Boxed element entries:

○ ○ ○ ○ ○

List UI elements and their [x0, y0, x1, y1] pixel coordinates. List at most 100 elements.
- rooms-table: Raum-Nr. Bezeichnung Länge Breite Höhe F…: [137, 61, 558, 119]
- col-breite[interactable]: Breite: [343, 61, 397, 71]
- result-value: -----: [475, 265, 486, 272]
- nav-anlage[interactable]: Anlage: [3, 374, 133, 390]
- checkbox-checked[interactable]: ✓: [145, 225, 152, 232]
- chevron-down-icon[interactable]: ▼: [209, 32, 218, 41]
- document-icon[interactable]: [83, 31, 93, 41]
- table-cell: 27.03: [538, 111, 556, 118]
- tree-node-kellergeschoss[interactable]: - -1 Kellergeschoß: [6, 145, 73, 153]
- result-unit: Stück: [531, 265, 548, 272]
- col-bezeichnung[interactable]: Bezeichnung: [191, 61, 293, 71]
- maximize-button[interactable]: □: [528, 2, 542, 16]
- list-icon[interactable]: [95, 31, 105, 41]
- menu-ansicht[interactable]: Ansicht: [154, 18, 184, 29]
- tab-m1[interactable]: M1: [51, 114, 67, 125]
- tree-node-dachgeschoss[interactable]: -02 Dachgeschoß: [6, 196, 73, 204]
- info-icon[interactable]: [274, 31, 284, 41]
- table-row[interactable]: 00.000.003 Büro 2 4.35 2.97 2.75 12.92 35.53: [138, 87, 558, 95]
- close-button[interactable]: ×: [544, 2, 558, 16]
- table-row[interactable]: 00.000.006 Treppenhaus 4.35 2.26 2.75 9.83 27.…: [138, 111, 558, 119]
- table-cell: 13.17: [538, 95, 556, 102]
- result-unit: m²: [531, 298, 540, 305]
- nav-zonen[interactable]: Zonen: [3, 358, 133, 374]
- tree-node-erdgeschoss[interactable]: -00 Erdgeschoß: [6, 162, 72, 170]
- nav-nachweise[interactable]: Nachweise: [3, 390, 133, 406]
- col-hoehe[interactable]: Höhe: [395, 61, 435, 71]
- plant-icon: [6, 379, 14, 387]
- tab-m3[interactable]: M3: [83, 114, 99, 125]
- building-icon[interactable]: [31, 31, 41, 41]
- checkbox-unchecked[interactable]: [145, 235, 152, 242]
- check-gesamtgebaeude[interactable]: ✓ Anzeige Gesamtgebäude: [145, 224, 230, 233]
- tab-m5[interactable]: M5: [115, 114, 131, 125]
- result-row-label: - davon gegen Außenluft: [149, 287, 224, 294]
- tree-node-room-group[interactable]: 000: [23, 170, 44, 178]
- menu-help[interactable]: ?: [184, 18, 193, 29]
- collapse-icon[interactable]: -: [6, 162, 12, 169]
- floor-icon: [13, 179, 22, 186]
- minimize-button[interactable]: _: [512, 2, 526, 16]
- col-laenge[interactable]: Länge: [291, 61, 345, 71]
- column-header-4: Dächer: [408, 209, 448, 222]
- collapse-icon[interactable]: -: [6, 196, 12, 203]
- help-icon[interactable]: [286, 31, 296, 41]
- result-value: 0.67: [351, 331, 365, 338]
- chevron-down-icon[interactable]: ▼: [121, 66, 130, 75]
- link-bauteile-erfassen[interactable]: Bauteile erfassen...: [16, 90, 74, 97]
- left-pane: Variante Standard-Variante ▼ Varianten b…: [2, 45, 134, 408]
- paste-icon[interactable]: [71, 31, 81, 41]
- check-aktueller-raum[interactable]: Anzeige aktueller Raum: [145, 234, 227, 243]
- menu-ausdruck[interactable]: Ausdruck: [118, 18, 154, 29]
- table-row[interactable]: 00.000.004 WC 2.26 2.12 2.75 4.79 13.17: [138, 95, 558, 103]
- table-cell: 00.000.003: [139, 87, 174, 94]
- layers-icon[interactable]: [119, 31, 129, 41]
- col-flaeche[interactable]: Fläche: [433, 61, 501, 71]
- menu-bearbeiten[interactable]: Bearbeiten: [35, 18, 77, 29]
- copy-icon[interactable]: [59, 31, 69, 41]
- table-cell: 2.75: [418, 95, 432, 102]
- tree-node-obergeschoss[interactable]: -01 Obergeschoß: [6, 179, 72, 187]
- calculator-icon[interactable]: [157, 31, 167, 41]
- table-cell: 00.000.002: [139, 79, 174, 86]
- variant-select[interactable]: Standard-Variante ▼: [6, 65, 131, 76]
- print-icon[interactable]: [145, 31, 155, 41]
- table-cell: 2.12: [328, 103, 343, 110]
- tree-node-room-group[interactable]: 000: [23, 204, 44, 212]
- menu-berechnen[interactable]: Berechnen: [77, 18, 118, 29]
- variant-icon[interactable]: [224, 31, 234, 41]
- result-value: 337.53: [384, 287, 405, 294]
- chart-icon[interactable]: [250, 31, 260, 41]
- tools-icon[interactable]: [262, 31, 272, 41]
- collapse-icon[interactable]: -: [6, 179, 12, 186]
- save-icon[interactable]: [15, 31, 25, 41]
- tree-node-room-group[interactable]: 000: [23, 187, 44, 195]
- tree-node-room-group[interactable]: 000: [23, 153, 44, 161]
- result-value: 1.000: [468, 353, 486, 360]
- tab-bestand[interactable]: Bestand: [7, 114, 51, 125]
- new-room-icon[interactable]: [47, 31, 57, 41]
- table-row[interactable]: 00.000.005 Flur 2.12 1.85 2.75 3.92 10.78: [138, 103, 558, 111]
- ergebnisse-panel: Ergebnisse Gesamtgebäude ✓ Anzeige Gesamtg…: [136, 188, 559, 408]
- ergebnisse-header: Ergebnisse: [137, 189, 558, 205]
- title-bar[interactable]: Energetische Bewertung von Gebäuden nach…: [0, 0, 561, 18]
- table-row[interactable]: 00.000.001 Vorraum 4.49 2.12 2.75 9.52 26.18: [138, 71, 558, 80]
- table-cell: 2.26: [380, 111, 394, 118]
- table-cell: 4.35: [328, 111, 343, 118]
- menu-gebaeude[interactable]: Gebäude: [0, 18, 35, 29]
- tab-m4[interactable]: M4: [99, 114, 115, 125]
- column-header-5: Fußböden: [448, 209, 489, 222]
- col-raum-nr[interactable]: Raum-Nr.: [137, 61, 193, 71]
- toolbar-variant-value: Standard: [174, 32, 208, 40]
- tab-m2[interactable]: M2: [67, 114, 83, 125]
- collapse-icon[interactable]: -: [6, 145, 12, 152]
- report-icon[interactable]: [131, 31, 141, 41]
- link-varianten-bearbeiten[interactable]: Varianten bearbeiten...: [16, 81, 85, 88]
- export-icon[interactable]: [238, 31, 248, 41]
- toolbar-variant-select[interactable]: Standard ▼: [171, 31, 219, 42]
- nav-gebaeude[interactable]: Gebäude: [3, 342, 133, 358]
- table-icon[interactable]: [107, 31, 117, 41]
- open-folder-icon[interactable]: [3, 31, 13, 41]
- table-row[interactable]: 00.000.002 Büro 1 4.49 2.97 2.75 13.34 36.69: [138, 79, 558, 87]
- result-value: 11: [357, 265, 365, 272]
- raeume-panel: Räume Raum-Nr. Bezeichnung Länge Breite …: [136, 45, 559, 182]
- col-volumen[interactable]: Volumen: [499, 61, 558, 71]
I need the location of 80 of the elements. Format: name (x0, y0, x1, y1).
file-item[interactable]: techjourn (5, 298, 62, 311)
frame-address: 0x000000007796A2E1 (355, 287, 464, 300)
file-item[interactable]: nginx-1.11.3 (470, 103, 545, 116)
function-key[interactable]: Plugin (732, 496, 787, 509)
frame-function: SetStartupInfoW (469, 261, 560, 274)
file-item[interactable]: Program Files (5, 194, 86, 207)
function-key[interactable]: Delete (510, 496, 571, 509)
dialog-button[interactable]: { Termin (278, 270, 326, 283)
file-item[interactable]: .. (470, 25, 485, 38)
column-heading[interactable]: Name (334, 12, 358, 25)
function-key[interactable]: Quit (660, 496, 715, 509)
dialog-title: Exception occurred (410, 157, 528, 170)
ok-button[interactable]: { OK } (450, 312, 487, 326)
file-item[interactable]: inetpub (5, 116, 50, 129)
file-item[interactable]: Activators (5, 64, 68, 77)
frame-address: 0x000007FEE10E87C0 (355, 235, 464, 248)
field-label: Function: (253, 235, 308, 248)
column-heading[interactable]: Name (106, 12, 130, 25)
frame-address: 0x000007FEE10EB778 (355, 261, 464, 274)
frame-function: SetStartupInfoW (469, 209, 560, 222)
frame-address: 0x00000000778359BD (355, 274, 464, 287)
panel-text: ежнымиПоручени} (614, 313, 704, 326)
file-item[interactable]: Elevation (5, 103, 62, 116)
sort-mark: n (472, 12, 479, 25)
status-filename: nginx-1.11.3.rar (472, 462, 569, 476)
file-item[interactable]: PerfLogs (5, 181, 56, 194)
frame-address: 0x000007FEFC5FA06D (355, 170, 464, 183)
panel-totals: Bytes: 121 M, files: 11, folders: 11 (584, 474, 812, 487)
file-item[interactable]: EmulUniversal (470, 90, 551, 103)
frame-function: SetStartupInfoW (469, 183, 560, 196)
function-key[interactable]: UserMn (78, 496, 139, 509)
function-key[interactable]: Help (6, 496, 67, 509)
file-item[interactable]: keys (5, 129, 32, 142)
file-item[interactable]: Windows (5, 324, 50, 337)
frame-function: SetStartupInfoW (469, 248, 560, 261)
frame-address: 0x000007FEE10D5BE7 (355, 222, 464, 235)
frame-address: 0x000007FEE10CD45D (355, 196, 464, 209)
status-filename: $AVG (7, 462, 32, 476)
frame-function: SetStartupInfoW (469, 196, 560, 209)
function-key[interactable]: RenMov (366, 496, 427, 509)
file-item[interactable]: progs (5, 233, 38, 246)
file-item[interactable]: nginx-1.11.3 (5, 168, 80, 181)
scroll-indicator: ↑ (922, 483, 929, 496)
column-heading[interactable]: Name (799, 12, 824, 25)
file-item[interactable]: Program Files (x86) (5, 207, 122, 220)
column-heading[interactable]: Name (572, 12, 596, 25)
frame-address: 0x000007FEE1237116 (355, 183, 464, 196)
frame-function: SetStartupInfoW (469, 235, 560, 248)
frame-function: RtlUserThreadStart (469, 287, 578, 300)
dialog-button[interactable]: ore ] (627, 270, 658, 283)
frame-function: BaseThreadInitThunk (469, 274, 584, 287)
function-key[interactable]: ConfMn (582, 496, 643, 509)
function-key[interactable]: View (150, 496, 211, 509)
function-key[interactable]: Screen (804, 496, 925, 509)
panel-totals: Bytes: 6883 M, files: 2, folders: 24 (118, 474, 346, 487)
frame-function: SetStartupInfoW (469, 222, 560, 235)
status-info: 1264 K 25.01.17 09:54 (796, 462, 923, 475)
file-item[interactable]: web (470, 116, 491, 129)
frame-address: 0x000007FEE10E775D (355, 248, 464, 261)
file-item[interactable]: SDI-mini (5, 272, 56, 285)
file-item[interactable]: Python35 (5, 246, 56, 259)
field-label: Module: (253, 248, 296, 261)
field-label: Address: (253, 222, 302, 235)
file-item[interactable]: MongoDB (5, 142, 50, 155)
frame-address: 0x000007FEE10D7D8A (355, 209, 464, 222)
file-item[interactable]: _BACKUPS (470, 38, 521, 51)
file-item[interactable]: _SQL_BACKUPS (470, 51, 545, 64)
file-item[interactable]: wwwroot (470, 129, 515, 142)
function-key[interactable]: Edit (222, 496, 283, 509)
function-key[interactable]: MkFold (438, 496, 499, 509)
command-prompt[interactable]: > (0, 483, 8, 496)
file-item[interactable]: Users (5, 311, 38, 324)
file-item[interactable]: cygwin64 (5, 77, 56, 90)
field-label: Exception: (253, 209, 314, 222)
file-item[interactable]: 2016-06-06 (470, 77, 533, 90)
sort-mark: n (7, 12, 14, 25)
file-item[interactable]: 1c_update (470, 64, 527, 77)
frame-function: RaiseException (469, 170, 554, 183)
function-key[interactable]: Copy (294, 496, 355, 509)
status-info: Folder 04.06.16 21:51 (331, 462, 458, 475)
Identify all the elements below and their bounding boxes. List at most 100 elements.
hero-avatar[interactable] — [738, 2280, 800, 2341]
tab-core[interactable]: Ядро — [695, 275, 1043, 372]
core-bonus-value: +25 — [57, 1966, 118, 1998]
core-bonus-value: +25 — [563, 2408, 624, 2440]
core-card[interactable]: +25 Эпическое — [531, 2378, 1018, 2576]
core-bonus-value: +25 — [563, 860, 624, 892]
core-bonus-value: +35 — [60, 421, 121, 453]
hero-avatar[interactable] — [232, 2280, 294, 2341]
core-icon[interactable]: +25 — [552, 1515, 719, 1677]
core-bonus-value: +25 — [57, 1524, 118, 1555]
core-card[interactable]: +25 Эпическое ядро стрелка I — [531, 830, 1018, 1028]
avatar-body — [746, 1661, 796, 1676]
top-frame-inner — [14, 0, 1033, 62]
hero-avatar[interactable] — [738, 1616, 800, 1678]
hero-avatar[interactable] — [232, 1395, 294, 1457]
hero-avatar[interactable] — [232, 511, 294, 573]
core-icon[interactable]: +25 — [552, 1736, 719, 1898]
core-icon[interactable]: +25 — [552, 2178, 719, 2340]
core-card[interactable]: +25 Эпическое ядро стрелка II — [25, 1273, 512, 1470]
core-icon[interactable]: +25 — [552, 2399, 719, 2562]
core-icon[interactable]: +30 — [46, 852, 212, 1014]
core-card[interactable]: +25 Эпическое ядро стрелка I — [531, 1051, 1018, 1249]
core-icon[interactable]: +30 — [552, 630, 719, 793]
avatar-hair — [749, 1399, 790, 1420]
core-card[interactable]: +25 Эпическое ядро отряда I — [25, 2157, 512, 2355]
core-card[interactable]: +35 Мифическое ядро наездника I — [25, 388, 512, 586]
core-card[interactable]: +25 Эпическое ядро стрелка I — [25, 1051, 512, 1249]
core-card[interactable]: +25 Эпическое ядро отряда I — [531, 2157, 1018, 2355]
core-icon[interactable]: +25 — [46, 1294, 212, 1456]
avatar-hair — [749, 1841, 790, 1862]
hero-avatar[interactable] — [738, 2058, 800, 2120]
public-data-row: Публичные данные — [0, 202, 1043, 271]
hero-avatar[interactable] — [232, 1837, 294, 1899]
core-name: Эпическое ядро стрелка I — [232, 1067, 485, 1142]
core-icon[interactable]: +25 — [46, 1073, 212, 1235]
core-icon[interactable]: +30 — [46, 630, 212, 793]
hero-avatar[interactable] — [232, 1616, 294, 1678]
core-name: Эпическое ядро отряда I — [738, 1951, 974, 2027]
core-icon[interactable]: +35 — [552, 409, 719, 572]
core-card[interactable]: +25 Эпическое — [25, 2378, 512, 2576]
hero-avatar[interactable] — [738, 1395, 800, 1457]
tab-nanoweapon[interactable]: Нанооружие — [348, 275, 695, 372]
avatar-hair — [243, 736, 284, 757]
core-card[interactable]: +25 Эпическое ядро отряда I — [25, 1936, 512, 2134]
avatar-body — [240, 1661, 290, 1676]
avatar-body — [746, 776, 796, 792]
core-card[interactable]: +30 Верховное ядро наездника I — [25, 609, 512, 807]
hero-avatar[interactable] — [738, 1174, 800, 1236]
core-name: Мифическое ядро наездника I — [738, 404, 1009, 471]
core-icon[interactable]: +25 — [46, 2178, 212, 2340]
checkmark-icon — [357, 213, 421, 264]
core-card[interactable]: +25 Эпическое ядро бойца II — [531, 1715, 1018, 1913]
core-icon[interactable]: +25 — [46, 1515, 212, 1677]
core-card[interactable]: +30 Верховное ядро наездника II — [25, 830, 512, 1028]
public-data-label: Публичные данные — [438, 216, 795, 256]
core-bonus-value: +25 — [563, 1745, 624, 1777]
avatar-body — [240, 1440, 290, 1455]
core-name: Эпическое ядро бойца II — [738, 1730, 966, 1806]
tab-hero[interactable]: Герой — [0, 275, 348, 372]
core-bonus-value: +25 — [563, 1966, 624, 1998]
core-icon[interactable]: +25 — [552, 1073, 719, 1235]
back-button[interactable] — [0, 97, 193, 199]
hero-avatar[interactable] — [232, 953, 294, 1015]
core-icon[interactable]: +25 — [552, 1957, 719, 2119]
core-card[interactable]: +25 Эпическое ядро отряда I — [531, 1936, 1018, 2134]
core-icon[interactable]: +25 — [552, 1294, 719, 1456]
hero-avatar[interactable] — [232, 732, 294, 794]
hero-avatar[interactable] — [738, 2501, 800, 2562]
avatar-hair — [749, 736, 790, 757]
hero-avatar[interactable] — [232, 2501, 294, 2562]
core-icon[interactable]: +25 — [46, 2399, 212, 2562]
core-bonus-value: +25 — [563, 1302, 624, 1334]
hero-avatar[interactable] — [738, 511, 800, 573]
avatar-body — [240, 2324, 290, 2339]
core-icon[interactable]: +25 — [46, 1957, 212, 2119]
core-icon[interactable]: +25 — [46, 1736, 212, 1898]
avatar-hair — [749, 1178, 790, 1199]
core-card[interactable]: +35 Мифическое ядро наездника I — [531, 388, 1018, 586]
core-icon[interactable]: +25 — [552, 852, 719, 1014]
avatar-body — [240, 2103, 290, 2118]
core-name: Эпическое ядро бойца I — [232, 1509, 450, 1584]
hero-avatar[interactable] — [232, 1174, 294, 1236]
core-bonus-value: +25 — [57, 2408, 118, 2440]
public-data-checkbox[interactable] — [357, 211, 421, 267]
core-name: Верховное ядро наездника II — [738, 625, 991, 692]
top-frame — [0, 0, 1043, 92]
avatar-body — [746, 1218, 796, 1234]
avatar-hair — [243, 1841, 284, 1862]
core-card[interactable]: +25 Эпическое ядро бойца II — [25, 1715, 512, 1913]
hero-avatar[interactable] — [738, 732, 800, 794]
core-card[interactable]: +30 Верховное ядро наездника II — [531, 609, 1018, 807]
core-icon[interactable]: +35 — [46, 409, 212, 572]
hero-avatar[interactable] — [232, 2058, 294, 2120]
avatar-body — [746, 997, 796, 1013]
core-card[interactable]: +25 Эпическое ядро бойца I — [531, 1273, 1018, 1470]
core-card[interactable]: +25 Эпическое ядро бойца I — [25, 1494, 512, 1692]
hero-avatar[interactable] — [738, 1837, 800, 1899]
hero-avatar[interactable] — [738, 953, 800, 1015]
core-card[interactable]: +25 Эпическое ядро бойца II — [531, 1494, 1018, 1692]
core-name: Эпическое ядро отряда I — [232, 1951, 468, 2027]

○ ○ ○ ○ ○

--- Exercise directions ---
Reproduce the stretch of entries from the very start through the line containing "- col-bezeichnung[interactable]: Bezeichnung: [191, 61, 293, 71]", changing "Kellergeschoß" to "Untergeschoß" and keeping everything else the same.

--- Problem solution ---
List UI elements and their [x0, y0, x1, y1] pixel coordinates. List at most 100 elements.
- rooms-table: Raum-Nr. Bezeichnung Länge Breite Höhe F…: [137, 61, 558, 119]
- col-breite[interactable]: Breite: [343, 61, 397, 71]
- result-value: -----: [475, 265, 486, 272]
- nav-anlage[interactable]: Anlage: [3, 374, 133, 390]
- checkbox-checked[interactable]: ✓: [145, 225, 152, 232]
- chevron-down-icon[interactable]: ▼: [209, 32, 218, 41]
- document-icon[interactable]: [83, 31, 93, 41]
- table-cell: 27.03: [538, 111, 556, 118]
- tree-node-kellergeschoss[interactable]: - -1 Untergeschoß: [6, 145, 73, 153]
- result-unit: Stück: [531, 265, 548, 272]
- col-bezeichnung[interactable]: Bezeichnung: [191, 61, 293, 71]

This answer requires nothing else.